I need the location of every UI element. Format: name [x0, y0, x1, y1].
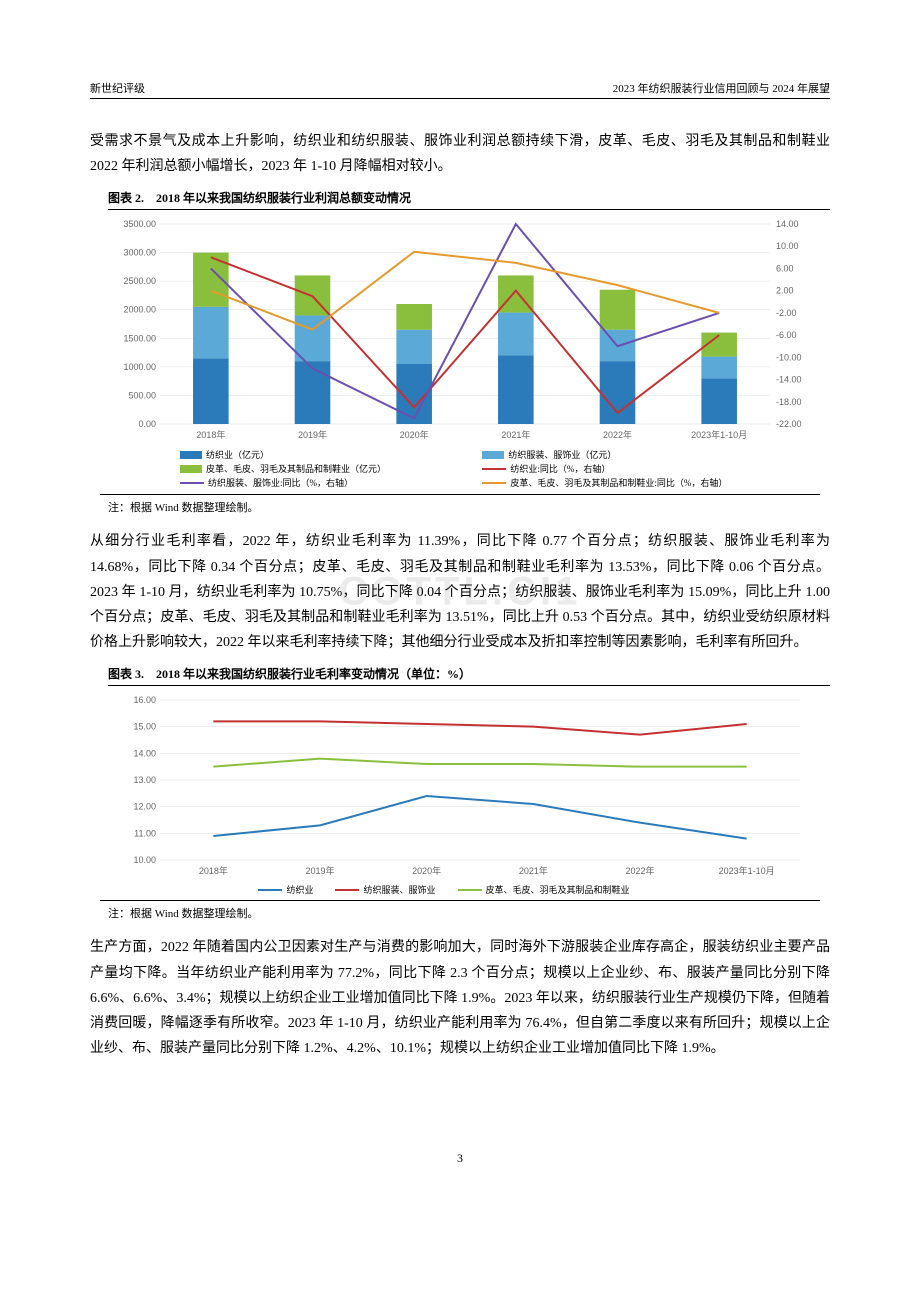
svg-text:14.00: 14.00 — [133, 749, 156, 759]
page-number: 3 — [90, 1151, 830, 1166]
svg-text:-18.00: -18.00 — [776, 397, 802, 407]
svg-text:0.00: 0.00 — [138, 419, 156, 429]
figure2-legend: 纺织业（亿元）皮革、毛皮、羽毛及其制品和制鞋业（亿元）纺织服装、服饰业:同比（%… — [100, 444, 820, 495]
svg-text:10.00: 10.00 — [133, 855, 156, 865]
svg-text:13.00: 13.00 — [133, 775, 156, 785]
svg-text:3500.00: 3500.00 — [123, 219, 156, 229]
svg-text:2500.00: 2500.00 — [123, 277, 156, 287]
svg-text:2019年: 2019年 — [298, 429, 327, 440]
svg-text:2022年: 2022年 — [625, 865, 654, 876]
svg-text:2018年: 2018年 — [196, 429, 225, 440]
svg-text:15.00: 15.00 — [133, 722, 156, 732]
svg-text:14.00: 14.00 — [776, 219, 799, 229]
svg-text:2020年: 2020年 — [412, 865, 441, 876]
header-left: 新世纪评级 — [90, 80, 145, 96]
figure2-chart: 0.00 500.00 1000.00 1500.00 2000.00 2500.00 30… — [100, 214, 820, 495]
svg-text:2000.00: 2000.00 — [123, 305, 156, 315]
svg-text:16.00: 16.00 — [133, 695, 156, 705]
svg-text:2.00: 2.00 — [776, 286, 794, 296]
figure3-chart: 10.00 11.00 12.00 13.00 14.00 15.00 16.00 2018年… — [100, 690, 820, 901]
svg-text:2019年: 2019年 — [305, 865, 334, 876]
paragraph-2: 从细分行业毛利率看，2022 年，纺织业毛利率为 11.39%，同比下降 0.7… — [90, 529, 830, 655]
svg-text:3000.00: 3000.00 — [123, 248, 156, 258]
paragraph-3: 生产方面，2022 年随着国内公卫因素对生产与消费的影响加大，同时海外下游服装企… — [90, 935, 830, 1061]
svg-text:-2.00: -2.00 — [776, 308, 797, 318]
paragraph-1: 受需求不景气及成本上升影响，纺织业和纺织服装、服饰业利润总额持续下滑，皮革、毛皮… — [90, 129, 830, 179]
svg-text:-6.00: -6.00 — [776, 330, 797, 340]
svg-text:2018年: 2018年 — [199, 865, 228, 876]
svg-text:12.00: 12.00 — [133, 802, 156, 812]
svg-text:2021年: 2021年 — [501, 429, 530, 440]
figure3-note: 注：根据 Wind 数据整理绘制。 — [108, 905, 830, 921]
figure2-note: 注：根据 Wind 数据整理绘制。 — [108, 499, 830, 515]
figure3-title: 图表 3. 2018 年以来我国纺织服装行业毛利率变动情况（单位：%） — [108, 665, 830, 686]
svg-text:10.00: 10.00 — [776, 242, 799, 252]
page-header: 新世纪评级 2023 年纺织服装行业信用回顾与 2024 年展望 — [90, 80, 830, 99]
svg-text:-10.00: -10.00 — [776, 353, 802, 363]
svg-text:2023年1-10月: 2023年1-10月 — [691, 429, 747, 440]
svg-text:1500.00: 1500.00 — [123, 334, 156, 344]
svg-text:2020年: 2020年 — [400, 429, 429, 440]
svg-text:2023年1-10月: 2023年1-10月 — [719, 865, 775, 876]
figure3-legend: 纺织业纺织服装、服饰业皮革、毛皮、羽毛及其制品和制鞋业 — [100, 880, 820, 901]
svg-text:-22.00: -22.00 — [776, 419, 802, 429]
figure2-title: 图表 2. 2018 年以来我国纺织服装行业利润总额变动情况 — [108, 189, 830, 210]
svg-text:11.00: 11.00 — [134, 829, 156, 839]
header-right: 2023 年纺织服装行业信用回顾与 2024 年展望 — [613, 80, 830, 96]
svg-text:500.00: 500.00 — [128, 391, 156, 401]
svg-text:2022年: 2022年 — [603, 429, 632, 440]
svg-text:-14.00: -14.00 — [776, 375, 802, 385]
svg-text:6.00: 6.00 — [776, 264, 794, 274]
svg-text:1000.00: 1000.00 — [123, 362, 156, 372]
svg-text:2021年: 2021年 — [519, 865, 548, 876]
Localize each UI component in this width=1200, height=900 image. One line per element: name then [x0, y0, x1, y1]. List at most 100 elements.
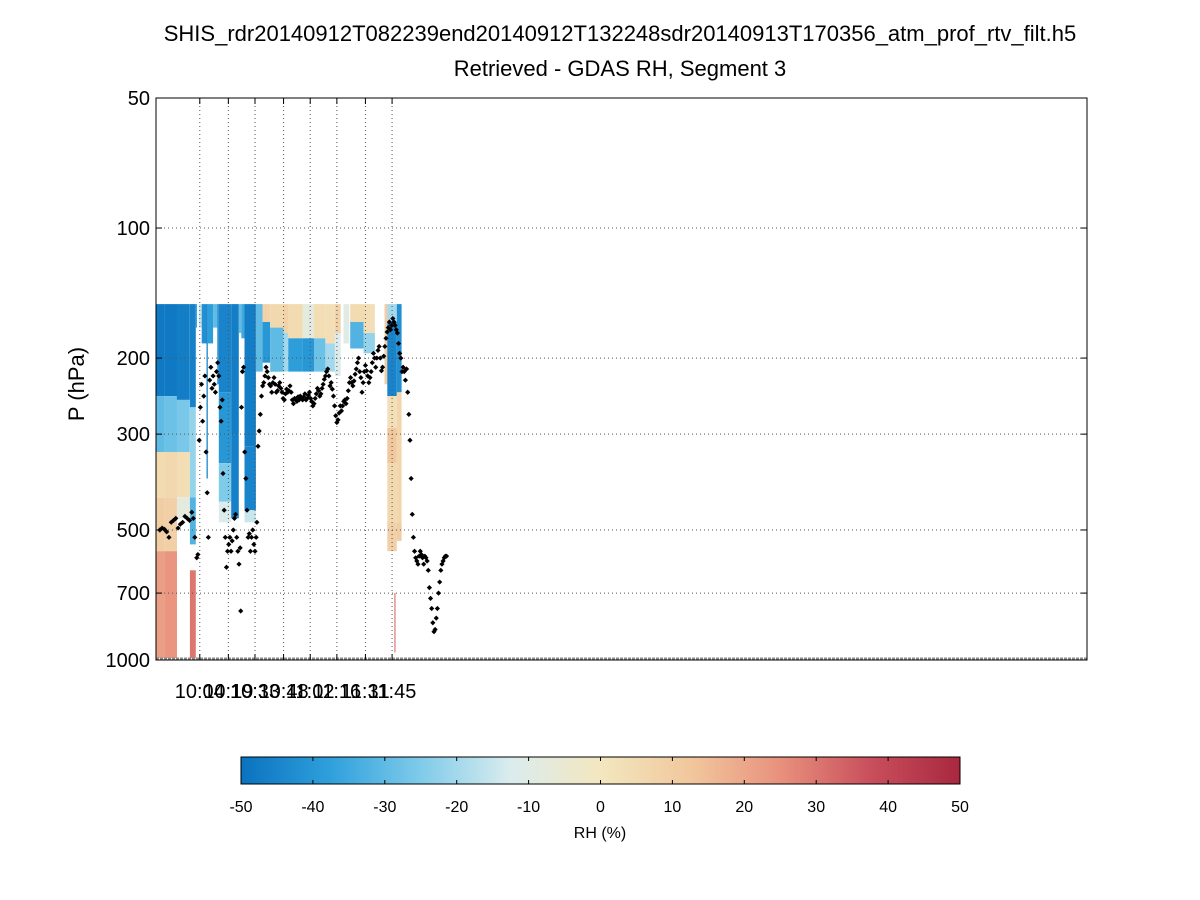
cloud-top-point: [338, 408, 345, 414]
cloud-top-point: [328, 380, 334, 386]
cloud-top-point: [343, 401, 349, 407]
cloud-top-point: [402, 377, 409, 383]
colorbar: -50 -40 -30 -20 -10 0 10 20 30 40 50 RH (%): [229, 756, 969, 842]
cloud-top-point: [216, 373, 222, 379]
rh-cell: [270, 304, 284, 328]
rh-cell: [387, 522, 397, 552]
rh-cell: [394, 593, 396, 653]
cloud-top-point: [330, 393, 337, 399]
plot-frame: [155, 97, 1088, 661]
cloud-top-point: [329, 386, 335, 392]
rh-cell: [302, 304, 314, 339]
cloud-top-point: [342, 397, 348, 403]
y-tick-label: 50: [128, 88, 150, 110]
rh-cell: [335, 333, 341, 376]
cloud-top-point: [203, 449, 209, 455]
rh-cell: [241, 304, 245, 339]
cloud-top-point: [359, 389, 365, 395]
cloud-top-point: [180, 519, 186, 525]
rh-cell: [218, 463, 232, 502]
cloud-top-point: [385, 324, 391, 331]
cloud-top-point: [222, 534, 228, 540]
cloud-top-point: [440, 558, 446, 564]
cloud-top-point: [242, 449, 248, 455]
rh-cell: [217, 304, 219, 385]
cloud-top-point: [261, 380, 267, 386]
chart-title: SHIS_rdr20140912T082239end20140912T13224…: [164, 21, 1076, 46]
rh-cell: [176, 497, 190, 519]
cloud-top-point: [230, 527, 236, 533]
cloud-top-point: [244, 507, 250, 513]
cloud-top-point: [365, 373, 371, 379]
cloud-top-point: [204, 490, 210, 496]
cloud-top-point: [331, 403, 338, 409]
rh-cell: [201, 304, 207, 344]
cloud-top-point: [403, 366, 410, 372]
rh-cell: [283, 304, 289, 333]
cloud-top-point: [257, 411, 263, 417]
cloud-top-point: [376, 343, 382, 350]
cloud-top-point: [237, 545, 243, 551]
cloud-top-point: [284, 386, 290, 392]
rh-cell: [238, 304, 242, 333]
cloud-top-point: [419, 555, 426, 561]
x-tick-label: 11:16: [313, 681, 362, 703]
cloud-top-point: [366, 380, 372, 386]
cloud-top-point: [288, 389, 294, 395]
rh-cell: [244, 304, 256, 447]
cloud-top-point: [414, 558, 420, 564]
cloud-top-point: [293, 397, 299, 403]
cloud-top-point: [375, 347, 381, 354]
x-tick-label: 11:02: [286, 681, 335, 703]
rh-cell: [176, 399, 190, 452]
cloud-top-point: [373, 364, 379, 370]
cloud-top-point: [289, 397, 295, 403]
cloud-top-point: [437, 579, 443, 585]
cloud-top-point: [345, 388, 351, 394]
cloud-top-point: [417, 548, 423, 554]
rh-cell: [156, 452, 165, 498]
cloud-top-point: [306, 389, 313, 395]
cloud-top-point: [286, 388, 292, 394]
colorbar-tick-label: -50: [229, 799, 252, 816]
rh-cell: [302, 338, 314, 372]
cloud-top-point: [434, 605, 440, 612]
cloud-top-point: [411, 548, 418, 554]
cloud-top-point: [382, 343, 388, 350]
cloud-top-point: [246, 531, 252, 537]
cloud-top-point: [390, 315, 396, 322]
rh-cell: [283, 333, 289, 372]
cloud-top-point: [410, 534, 417, 540]
cloud-top-point: [398, 355, 404, 361]
cloud-top-point: [354, 360, 361, 366]
colorbar-tick-label: 30: [807, 799, 825, 816]
cloud-top-point: [353, 366, 359, 372]
cloud-top-point: [219, 397, 225, 403]
cloud-top-point: [430, 620, 436, 626]
cloud-top-point: [236, 561, 242, 567]
rh-cell: [206, 304, 208, 479]
cloud-top-point: [229, 538, 235, 544]
cloud-top-point: [200, 418, 206, 424]
rh-cell: [396, 522, 402, 541]
rh-cell: [164, 452, 177, 498]
cloud-top-point: [248, 534, 255, 540]
cloud-top-point: [319, 385, 325, 391]
cloud-top-point: [426, 585, 432, 591]
rh-cell: [350, 322, 364, 349]
cloud-top-point: [207, 377, 213, 383]
colorbar-tick-label: -40: [301, 799, 324, 816]
cloud-top-point: [166, 534, 172, 540]
y-tick-label: 200: [117, 348, 150, 370]
cloud-top-point: [333, 413, 339, 419]
cloud-top-point: [432, 626, 438, 633]
cloud-top-point: [205, 534, 211, 540]
cloud-top-point: [423, 555, 429, 561]
rh-cell: [343, 304, 350, 344]
rh-cell: [156, 396, 165, 452]
cloud-top-point: [413, 555, 419, 561]
cloud-top-point: [347, 375, 354, 381]
cloud-top-point: [260, 383, 266, 389]
rh-cell: [189, 304, 196, 408]
y-axis-label: P (hPa): [64, 347, 89, 421]
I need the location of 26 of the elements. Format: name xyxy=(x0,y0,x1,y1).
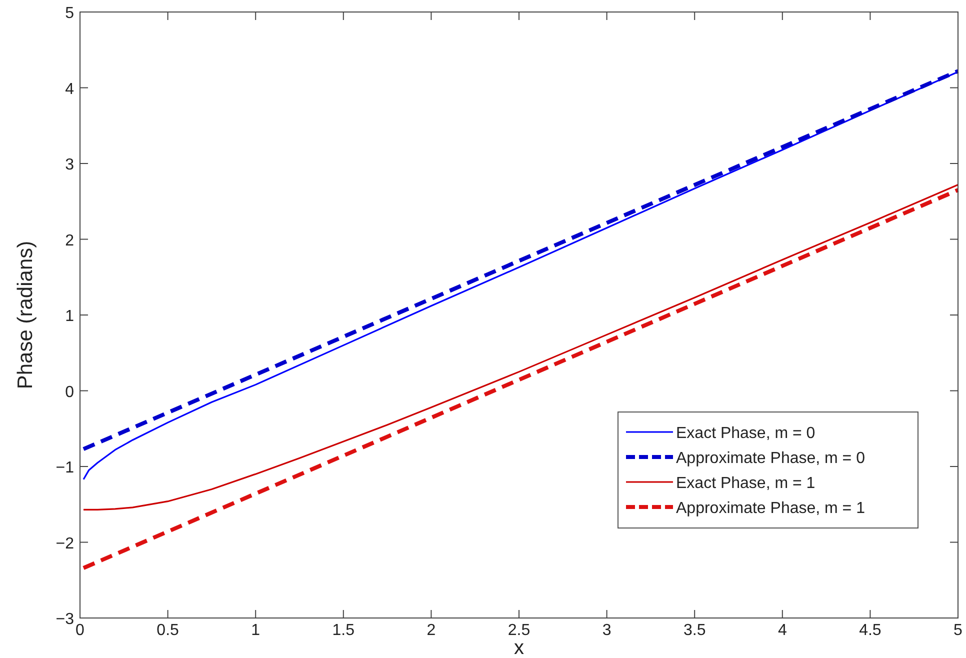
y-tick-label: −1 xyxy=(56,460,74,476)
x-tick-label: 2 xyxy=(426,622,436,639)
legend-label: Exact Phase, m = 0 xyxy=(676,425,816,442)
x-tick-label: 0.5 xyxy=(156,622,180,639)
y-tick-label: −2 xyxy=(56,535,74,552)
y-tick-label: 3 xyxy=(65,156,74,174)
y-tick-label: 4 xyxy=(65,80,74,98)
legend-label: Exact Phase, m = 1 xyxy=(676,475,816,492)
x-tick-label: 1 xyxy=(251,622,260,639)
y-tick-label: 2 xyxy=(65,232,74,250)
x-tick-label: 5 xyxy=(954,622,963,639)
x-tick-label: 2.5 xyxy=(508,622,530,639)
y-tick-label: 1 xyxy=(65,308,74,325)
x-tick-label: 0 xyxy=(76,622,85,639)
x-tick-label: 4 xyxy=(778,622,787,639)
y-axis-title: Phase (radians) xyxy=(14,240,37,390)
legend-label: Approximate Phase, m = 1 xyxy=(676,500,866,517)
y-tick-label: 5 xyxy=(65,5,74,22)
x-tick-label: 3.5 xyxy=(683,622,706,639)
legend-label: Approximate Phase, m = 0 xyxy=(676,450,866,467)
y-tick-label: 0 xyxy=(65,384,74,401)
x-tick-label: 4.5 xyxy=(859,622,882,639)
x-tick-label: 1.5 xyxy=(332,622,355,639)
x-axis-title: x xyxy=(514,637,524,658)
x-tick-label: 3 xyxy=(602,622,612,639)
y-tick-label: −3 xyxy=(56,611,74,628)
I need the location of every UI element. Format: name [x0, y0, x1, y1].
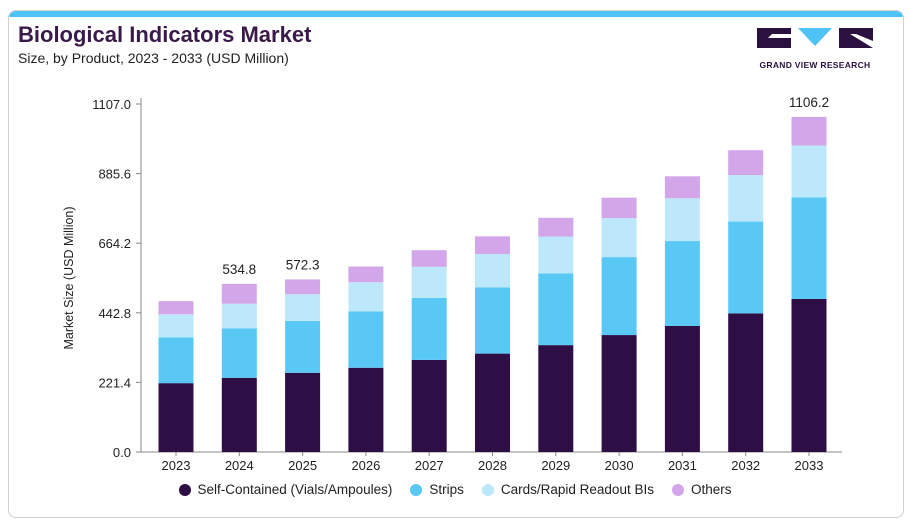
x-tick-label: 2033 — [795, 458, 824, 473]
bar-segment — [601, 335, 637, 452]
bar-segment — [601, 257, 637, 336]
legend-label: Cards/Rapid Readout BIs — [500, 482, 654, 497]
bar-segment — [791, 145, 827, 198]
y-tick-label: 664.2 — [98, 236, 131, 251]
legend-swatch — [178, 483, 191, 496]
legend-swatch — [410, 483, 423, 496]
logo-chevron — [798, 28, 832, 46]
legend-swatch — [481, 483, 494, 496]
bar-segment — [728, 221, 764, 314]
logo-text: GRAND VIEW RESEARCH — [759, 60, 871, 70]
x-tick-label: 2023 — [162, 458, 191, 473]
bar-segment — [475, 236, 510, 254]
legend-item: Cards/Rapid Readout BIs — [481, 482, 654, 497]
legend-label: Others — [690, 482, 732, 497]
bar-segment — [158, 337, 194, 384]
y-tick-label: 221.4 — [98, 375, 131, 390]
bar-segment — [538, 273, 574, 346]
legend-item: Others — [671, 482, 732, 497]
bar-segment — [475, 253, 510, 288]
bar-segment — [221, 283, 257, 304]
bar-segment — [411, 266, 447, 298]
y-tick-label: 885.6 — [98, 167, 131, 182]
legend-item: Self-Contained (Vials/Ampoules) — [178, 482, 393, 497]
bar-segment — [348, 367, 384, 452]
legend-label: Self-Contained (Vials/Ampoules) — [197, 482, 393, 497]
bar-total-label: 1106.2 — [789, 95, 829, 110]
bar-segment — [728, 313, 764, 452]
x-tick-label: 2030 — [605, 458, 634, 473]
bar-segment — [538, 345, 574, 452]
bar-segment — [221, 377, 257, 452]
bar-segment — [285, 320, 321, 373]
x-tick-label: 2027 — [415, 458, 444, 473]
bar-segment — [728, 175, 764, 222]
x-tick-label: 2032 — [731, 458, 760, 473]
bar-total-label: 534.8 — [222, 262, 256, 277]
legend-swatch — [671, 483, 684, 496]
bar-segment — [158, 301, 194, 315]
bar-segment — [475, 287, 510, 354]
bar-segment — [285, 279, 321, 295]
x-tick-label: 2031 — [668, 458, 697, 473]
bar-segment — [601, 197, 637, 219]
y-tick-label: 0.0 — [113, 445, 131, 460]
bar-segment — [664, 198, 700, 242]
bar-segment — [285, 372, 321, 452]
bar-segment — [728, 150, 764, 176]
bar-segment — [791, 197, 827, 299]
bar-segment — [664, 176, 700, 199]
bar-segment — [664, 241, 700, 326]
y-tick-label: 1107.0 — [92, 97, 131, 112]
bar-segment — [285, 294, 321, 321]
stacked-bar-chart: 0.0 221.4 442.8 664.2 885.6 1107.0 Market Size… — [62, 95, 842, 473]
y-axis-label: Market Size (USD Million) — [62, 206, 76, 349]
chart-title: Biological Indicators Market — [18, 22, 312, 47]
bar-total-label: 572.3 — [286, 257, 320, 272]
bar-segment — [411, 297, 447, 360]
bar-segment — [411, 359, 447, 452]
x-tick-label: 2024 — [225, 458, 254, 473]
bar-segment — [158, 383, 194, 452]
bar-segment — [348, 266, 384, 283]
bar-segment — [791, 298, 827, 452]
logo-block-right — [839, 28, 873, 48]
y-tick-label: 442.8 — [98, 306, 131, 321]
bar-segment — [221, 328, 257, 378]
legend-label: Strips — [429, 482, 464, 497]
bar-segment — [348, 311, 384, 368]
bar-segment — [664, 325, 700, 452]
x-tick-label: 2026 — [351, 458, 380, 473]
logo-notch-left — [768, 34, 791, 38]
chart-legend: Self-Contained (Vials/Ampoules) Strips Car… — [0, 482, 910, 497]
bar-segment — [411, 250, 447, 267]
top-accent-bar — [9, 11, 903, 17]
bar-segment — [538, 217, 574, 237]
bar-segment — [348, 282, 384, 312]
x-tick-label: 2025 — [288, 458, 317, 473]
x-tick-label: 2029 — [541, 458, 570, 473]
chart-subtitle: Size, by Product, 2023 - 2033 (USD Milli… — [18, 50, 289, 66]
x-tick-label: 2028 — [478, 458, 507, 473]
grand-view-research-logo — [757, 28, 873, 48]
bar-segment — [601, 218, 637, 258]
legend-item: Strips — [410, 482, 464, 497]
bar-segment — [538, 236, 574, 274]
bar-segment — [791, 116, 827, 146]
bar-segment — [158, 314, 194, 338]
bar-segment — [221, 303, 257, 329]
bar-segment — [475, 353, 510, 452]
logo-notch-right — [850, 34, 873, 48]
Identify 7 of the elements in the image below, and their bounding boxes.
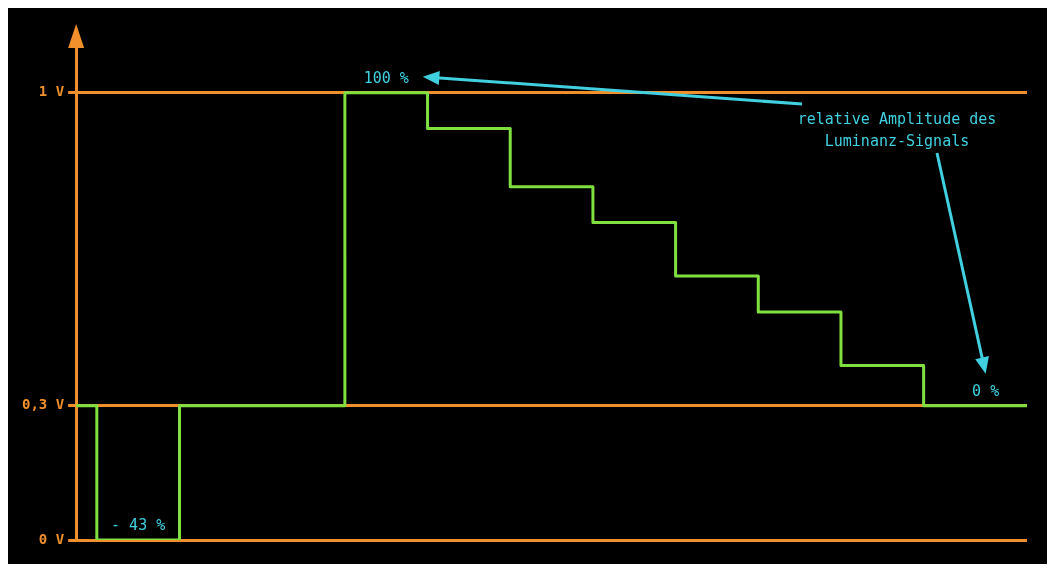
annotation: 100 % [363, 69, 409, 88]
y-tick-label: 0 V [38, 530, 65, 547]
y-tick-label: 1 V [38, 83, 65, 100]
annotation: - 43 % [111, 516, 166, 535]
annotation: relative Amplitude des Luminanz-Signals [796, 109, 998, 152]
annotation: 0 % [972, 382, 1000, 401]
y-tick-label: 0,3 V [21, 396, 65, 413]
+++
Условие задания :: Продублируйте дословно строки материала, начиная со строки, в которой есть «annotation: 100 % [363, 69, 409, 88]», и заканчивая последней строкой материала. Обе границы включите.

Готовое решение ::
annotation: 100 % [363, 69, 409, 88]
y-tick-label: 0 V [38, 530, 65, 547]
y-tick-label: 1 V [38, 83, 65, 100]
annotation: - 43 % [111, 516, 166, 535]
annotation: relative Amplitude des Luminanz-Signals [796, 109, 998, 152]
annotation: 0 % [972, 382, 1000, 401]
y-tick-label: 0,3 V [21, 396, 65, 413]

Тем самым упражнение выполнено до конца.